### Supplied information ###
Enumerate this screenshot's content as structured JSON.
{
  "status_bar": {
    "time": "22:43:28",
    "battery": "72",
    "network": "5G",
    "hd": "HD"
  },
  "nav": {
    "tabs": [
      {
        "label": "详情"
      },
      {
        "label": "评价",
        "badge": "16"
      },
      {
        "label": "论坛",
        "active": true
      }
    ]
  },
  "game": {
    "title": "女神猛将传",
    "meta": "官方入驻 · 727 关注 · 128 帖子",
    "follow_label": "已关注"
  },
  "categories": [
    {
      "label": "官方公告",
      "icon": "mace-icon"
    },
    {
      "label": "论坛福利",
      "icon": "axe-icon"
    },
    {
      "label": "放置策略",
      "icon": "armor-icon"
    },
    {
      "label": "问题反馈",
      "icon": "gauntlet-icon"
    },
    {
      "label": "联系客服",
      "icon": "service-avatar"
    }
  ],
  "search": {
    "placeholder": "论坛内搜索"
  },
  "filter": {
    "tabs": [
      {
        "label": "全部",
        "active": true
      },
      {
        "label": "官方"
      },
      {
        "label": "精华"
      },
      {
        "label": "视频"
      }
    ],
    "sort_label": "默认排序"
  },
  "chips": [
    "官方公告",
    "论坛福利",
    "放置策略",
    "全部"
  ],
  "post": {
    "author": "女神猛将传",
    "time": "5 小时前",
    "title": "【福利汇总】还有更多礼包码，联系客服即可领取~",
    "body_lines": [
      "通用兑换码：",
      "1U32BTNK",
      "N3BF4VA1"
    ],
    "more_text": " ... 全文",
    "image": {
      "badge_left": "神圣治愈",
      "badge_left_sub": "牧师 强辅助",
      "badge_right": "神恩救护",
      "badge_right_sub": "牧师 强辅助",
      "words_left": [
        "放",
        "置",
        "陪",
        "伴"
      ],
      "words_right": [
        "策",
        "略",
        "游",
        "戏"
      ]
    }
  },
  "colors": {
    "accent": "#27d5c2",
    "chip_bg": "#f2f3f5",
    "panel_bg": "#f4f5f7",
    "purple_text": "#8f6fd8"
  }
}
###
### Supplied information ###
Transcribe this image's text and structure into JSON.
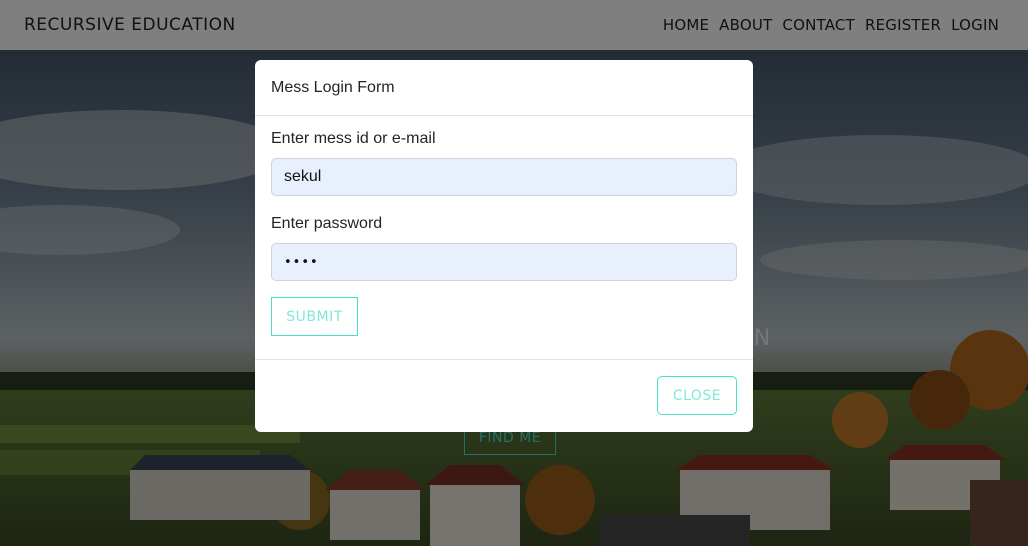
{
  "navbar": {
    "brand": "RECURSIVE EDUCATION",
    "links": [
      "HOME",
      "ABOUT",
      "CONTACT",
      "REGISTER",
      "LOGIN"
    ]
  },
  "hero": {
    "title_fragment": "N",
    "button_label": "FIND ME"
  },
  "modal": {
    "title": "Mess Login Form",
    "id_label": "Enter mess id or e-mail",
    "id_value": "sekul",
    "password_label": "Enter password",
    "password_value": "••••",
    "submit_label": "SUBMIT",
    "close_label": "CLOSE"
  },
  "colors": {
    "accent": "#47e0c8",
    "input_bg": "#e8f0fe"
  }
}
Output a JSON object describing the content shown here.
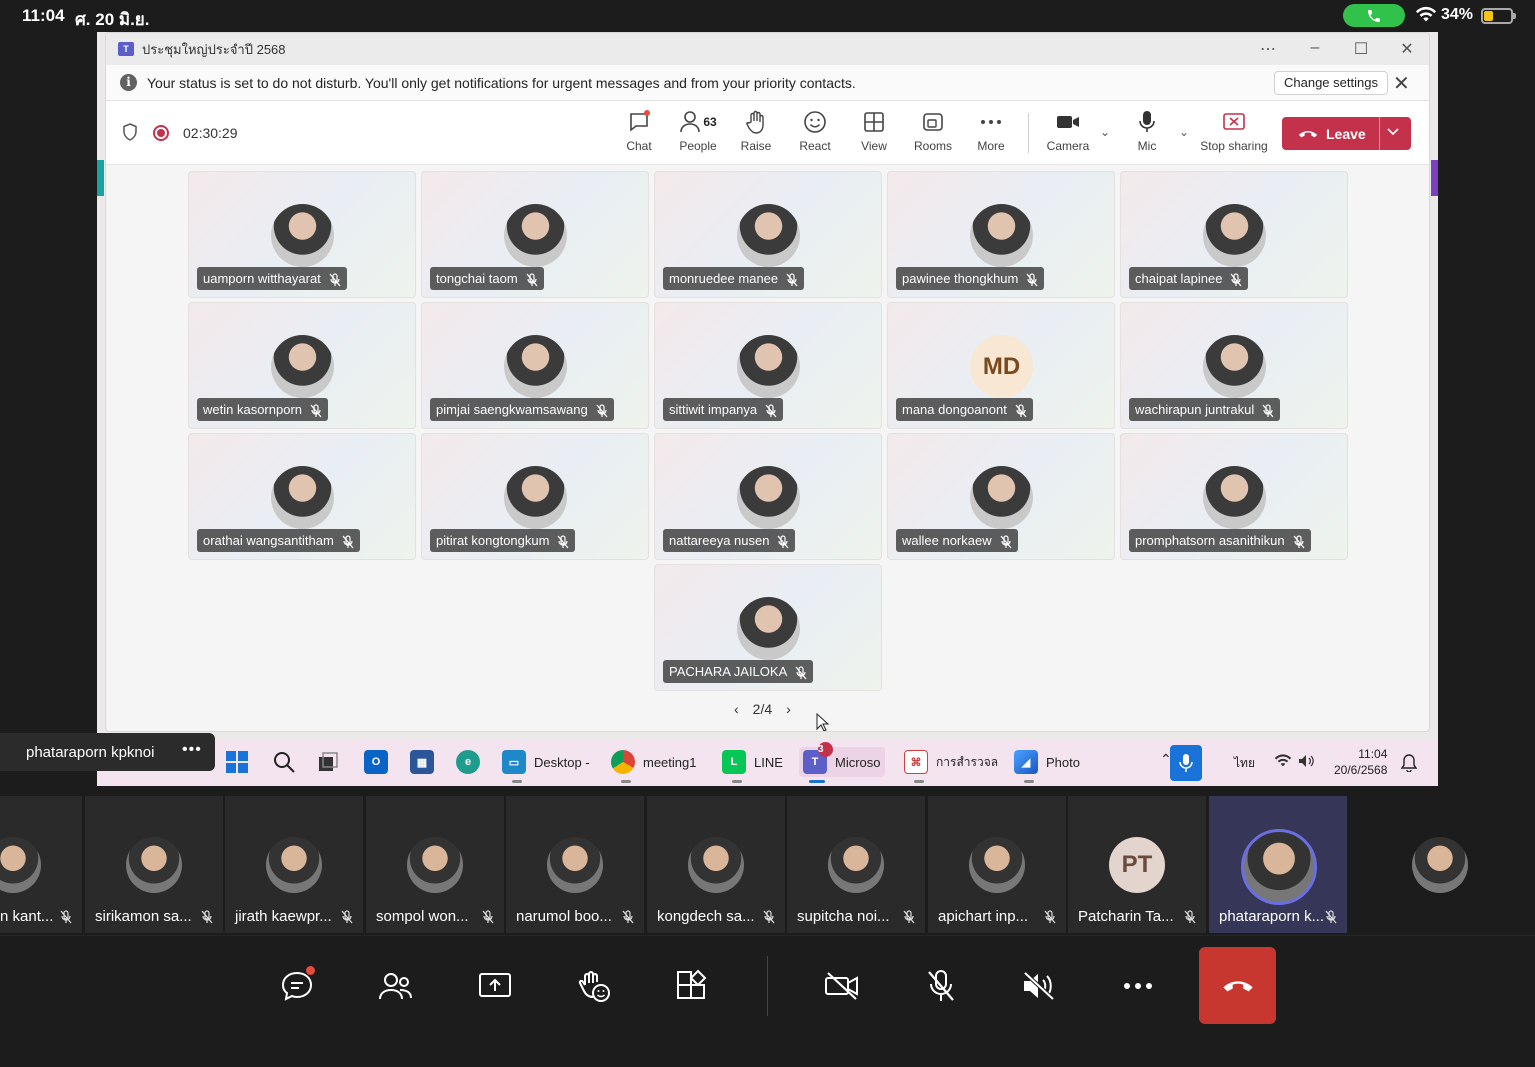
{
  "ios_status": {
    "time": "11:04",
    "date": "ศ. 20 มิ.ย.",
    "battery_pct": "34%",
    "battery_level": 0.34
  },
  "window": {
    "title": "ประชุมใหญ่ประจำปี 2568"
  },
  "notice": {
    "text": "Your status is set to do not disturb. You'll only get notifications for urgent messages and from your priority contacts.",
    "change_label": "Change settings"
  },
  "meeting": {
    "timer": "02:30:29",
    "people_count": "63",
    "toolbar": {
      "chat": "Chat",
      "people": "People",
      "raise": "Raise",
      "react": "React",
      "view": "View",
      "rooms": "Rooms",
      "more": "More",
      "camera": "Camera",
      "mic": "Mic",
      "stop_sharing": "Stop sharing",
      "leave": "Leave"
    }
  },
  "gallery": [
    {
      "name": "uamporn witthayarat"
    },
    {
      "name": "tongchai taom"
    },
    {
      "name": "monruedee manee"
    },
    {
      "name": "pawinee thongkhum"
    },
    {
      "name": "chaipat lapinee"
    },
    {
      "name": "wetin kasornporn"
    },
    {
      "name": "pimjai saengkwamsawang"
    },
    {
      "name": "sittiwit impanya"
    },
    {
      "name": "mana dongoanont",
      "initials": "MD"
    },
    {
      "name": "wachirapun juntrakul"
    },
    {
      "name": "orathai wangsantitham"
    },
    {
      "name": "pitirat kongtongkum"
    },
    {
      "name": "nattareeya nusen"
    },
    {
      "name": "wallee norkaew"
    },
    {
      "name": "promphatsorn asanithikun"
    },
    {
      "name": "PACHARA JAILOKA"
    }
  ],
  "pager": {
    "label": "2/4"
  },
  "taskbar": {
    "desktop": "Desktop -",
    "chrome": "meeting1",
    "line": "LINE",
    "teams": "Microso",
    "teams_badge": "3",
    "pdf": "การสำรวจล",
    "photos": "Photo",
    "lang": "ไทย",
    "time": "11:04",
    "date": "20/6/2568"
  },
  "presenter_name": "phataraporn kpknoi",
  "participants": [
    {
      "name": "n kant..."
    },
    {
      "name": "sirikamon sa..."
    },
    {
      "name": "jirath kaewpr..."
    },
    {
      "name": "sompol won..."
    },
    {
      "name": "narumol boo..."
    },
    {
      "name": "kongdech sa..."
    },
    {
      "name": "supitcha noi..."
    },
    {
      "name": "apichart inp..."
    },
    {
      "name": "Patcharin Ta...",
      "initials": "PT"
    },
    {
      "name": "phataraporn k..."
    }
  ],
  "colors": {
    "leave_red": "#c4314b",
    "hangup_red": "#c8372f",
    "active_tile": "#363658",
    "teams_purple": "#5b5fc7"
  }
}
###
### Supplied information ###
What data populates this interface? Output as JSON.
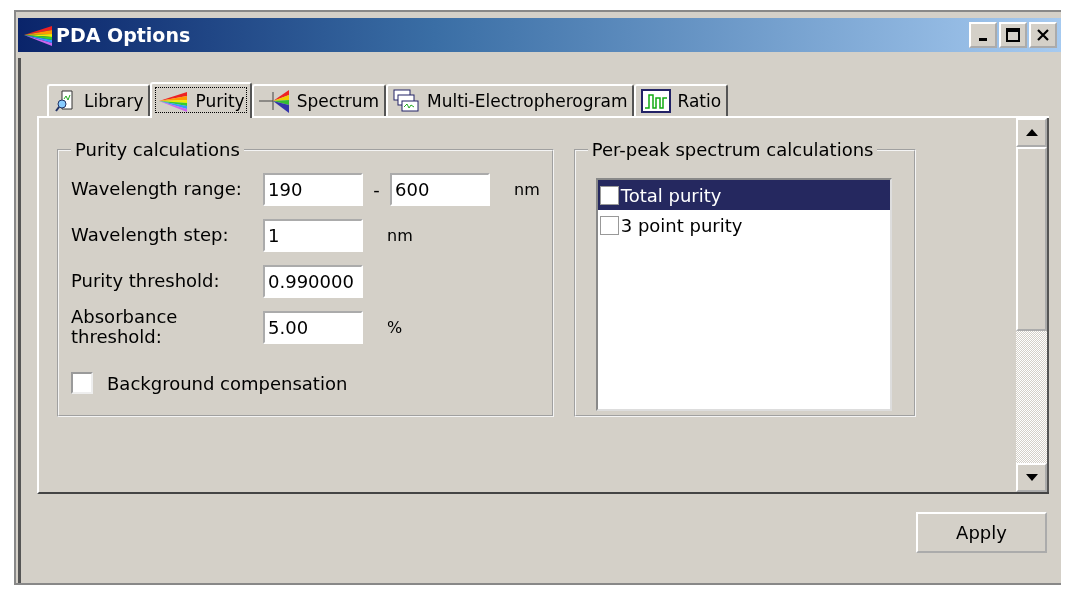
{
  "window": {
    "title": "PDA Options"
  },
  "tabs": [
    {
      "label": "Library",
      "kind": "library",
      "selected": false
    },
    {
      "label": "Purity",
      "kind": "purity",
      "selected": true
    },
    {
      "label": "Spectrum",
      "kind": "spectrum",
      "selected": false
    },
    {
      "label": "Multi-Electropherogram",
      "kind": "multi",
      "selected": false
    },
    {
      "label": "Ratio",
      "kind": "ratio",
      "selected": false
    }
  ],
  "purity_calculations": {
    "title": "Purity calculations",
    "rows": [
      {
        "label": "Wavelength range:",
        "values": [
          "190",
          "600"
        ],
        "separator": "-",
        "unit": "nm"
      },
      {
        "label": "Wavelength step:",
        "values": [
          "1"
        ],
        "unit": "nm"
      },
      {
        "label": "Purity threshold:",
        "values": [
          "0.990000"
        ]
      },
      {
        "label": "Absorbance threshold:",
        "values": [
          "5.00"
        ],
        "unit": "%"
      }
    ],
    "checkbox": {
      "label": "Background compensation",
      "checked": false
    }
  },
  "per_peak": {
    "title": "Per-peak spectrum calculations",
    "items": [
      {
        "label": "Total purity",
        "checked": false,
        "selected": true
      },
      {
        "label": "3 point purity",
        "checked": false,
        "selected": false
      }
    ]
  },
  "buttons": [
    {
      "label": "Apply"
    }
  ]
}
###
=== What is required ===
Tell how many lines include "kind". The number is the whole answer.

=== Complete response ===
5